■ **THE EXERCISE**
Transcribe the entries below exactly; leave every image out.

■ **DATA ROWS**
'''

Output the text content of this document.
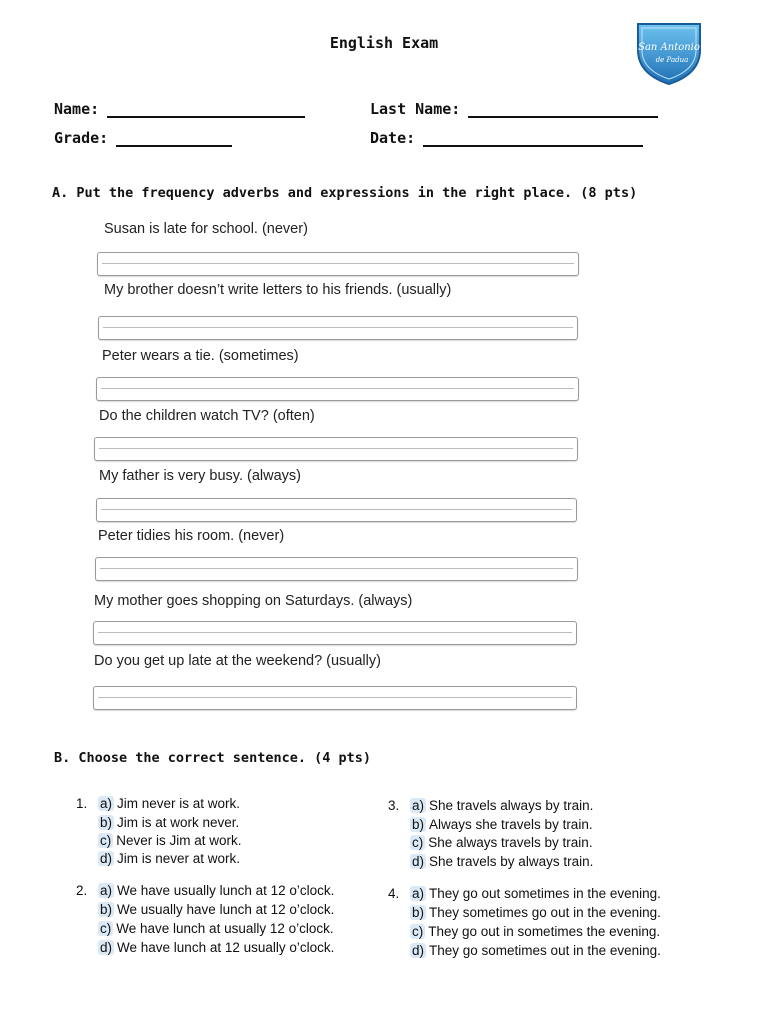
English Exam	San Antonio
de Padua
Name:	Last Name:
Grade:	Date:
A. Put the frequency adverbs and expressions in the right place. (8 pts)
Susan is late for school. (never)
My brother doesn’t write letters to his friends. (usually)
Peter wears a tie. (sometimes)
Do the children watch TV? (often)
My father is very busy. (always)
Peter tidies his room. (never)
My mother goes shopping on Saturdays. (always)
Do you get up late at the weekend? (usually)
B. Choose the correct sentence. (4 pts)
1. a) Jim never is at work.
b) Jim is at work never.
c) Never is Jim at work.
d) Jim is never at work.
2. a) We have usually lunch at 12 o’clock.
b) We usually have lunch at 12 o’clock.
c) We have lunch at usually 12 o’clock.
d) We have lunch at 12 usually o’clock.
3. a) She travels always by train.
b) Always she travels by train.
c) She always travels by train.
d) She travels by always train.
4. a) They go out sometimes in the evening.
b) They sometimes go out in the evening.
c) They go out in sometimes the evening.
d) They go sometimes out in the evening.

'''

■ **EXERCISE OUTPUT**
Output the text content of this document.
English Exam	San Antonio
de Padua
Name:	Last Name:
Grade:	Date:
A. Put the frequency adverbs and expressions in the right place. (8 pts)
Susan is late for school. (never)
My brother doesn’t write letters to his friends. (usually)
Peter wears a tie. (sometimes)
Do the children watch TV? (often)
My father is very busy. (always)
Peter tidies his room. (never)
My mother goes shopping on Saturdays. (always)
Do you get up late at the weekend? (usually)
B. Choose the correct sentence. (4 pts)
1. a) Jim never is at work.
b) Jim is at work never.
c) Never is Jim at work.
d) Jim is never at work.
2. a) We have usually lunch at 12 o’clock.
b) We usually have lunch at 12 o’clock.
c) We have lunch at usually 12 o’clock.
d) We have lunch at 12 usually o’clock.
3. a) She travels always by train.
b) Always she travels by train.
c) She always travels by train.
d) She travels by always train.
4. a) They go out sometimes in the evening.
b) They sometimes go out in the evening.
c) They go out in sometimes the evening.
d) They go sometimes out in the evening.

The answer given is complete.